— START Data shown —
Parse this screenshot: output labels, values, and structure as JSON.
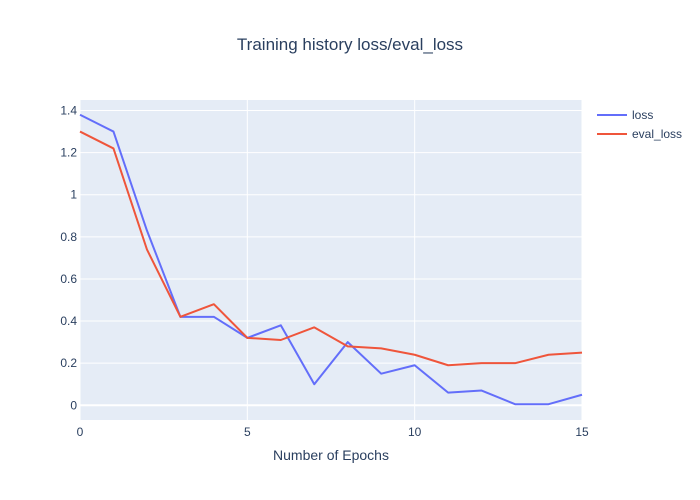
{
  "chart_data": {
    "type": "line",
    "title": "Training history loss/eval_loss",
    "xlabel": "Number of Epochs",
    "ylabel": "",
    "xlim": [
      0,
      15
    ],
    "ylim": [
      -0.07,
      1.45
    ],
    "x_ticks": [
      0,
      5,
      10,
      15
    ],
    "y_ticks": [
      0,
      0.2,
      0.4,
      0.6,
      0.8,
      1,
      1.2,
      1.4
    ],
    "x_tick_labels": [
      "0",
      "5",
      "10",
      "15"
    ],
    "y_tick_labels": [
      "0",
      "0.2",
      "0.4",
      "0.6",
      "0.8",
      "1",
      "1.2",
      "1.4"
    ],
    "grid": true,
    "legend_position": "top-right",
    "background_color": "#e5ecf6",
    "x": [
      0,
      1,
      2,
      3,
      4,
      5,
      6,
      7,
      8,
      9,
      10,
      11,
      12,
      13,
      14,
      15
    ],
    "series": [
      {
        "name": "loss",
        "color": "#636efa",
        "values": [
          1.38,
          1.3,
          0.83,
          0.42,
          0.42,
          0.32,
          0.38,
          0.1,
          0.3,
          0.15,
          0.19,
          0.06,
          0.07,
          0.005,
          0.005,
          0.05
        ]
      },
      {
        "name": "eval_loss",
        "color": "#ef553b",
        "values": [
          1.3,
          1.22,
          0.74,
          0.42,
          0.48,
          0.32,
          0.31,
          0.37,
          0.28,
          0.27,
          0.24,
          0.19,
          0.2,
          0.2,
          0.24,
          0.25
        ]
      }
    ]
  }
}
— END Data shown —
#### Written request
Your task is to retype all the entries exactly and leave out any pictures.

#### The completed task
Parse this screenshot: output labels, values, and structure as JSON.
{
  "chart_data": {
    "type": "line",
    "title": "Training history loss/eval_loss",
    "xlabel": "Number of Epochs",
    "ylabel": "",
    "xlim": [
      0,
      15
    ],
    "ylim": [
      -0.07,
      1.45
    ],
    "x_ticks": [
      0,
      5,
      10,
      15
    ],
    "y_ticks": [
      0,
      0.2,
      0.4,
      0.6,
      0.8,
      1,
      1.2,
      1.4
    ],
    "x_tick_labels": [
      "0",
      "5",
      "10",
      "15"
    ],
    "y_tick_labels": [
      "0",
      "0.2",
      "0.4",
      "0.6",
      "0.8",
      "1",
      "1.2",
      "1.4"
    ],
    "grid": true,
    "legend_position": "top-right",
    "background_color": "#e5ecf6",
    "x": [
      0,
      1,
      2,
      3,
      4,
      5,
      6,
      7,
      8,
      9,
      10,
      11,
      12,
      13,
      14,
      15
    ],
    "series": [
      {
        "name": "loss",
        "color": "#636efa",
        "values": [
          1.38,
          1.3,
          0.83,
          0.42,
          0.42,
          0.32,
          0.38,
          0.1,
          0.3,
          0.15,
          0.19,
          0.06,
          0.07,
          0.005,
          0.005,
          0.05
        ]
      },
      {
        "name": "eval_loss",
        "color": "#ef553b",
        "values": [
          1.3,
          1.22,
          0.74,
          0.42,
          0.48,
          0.32,
          0.31,
          0.37,
          0.28,
          0.27,
          0.24,
          0.19,
          0.2,
          0.2,
          0.24,
          0.25
        ]
      }
    ]
  }
}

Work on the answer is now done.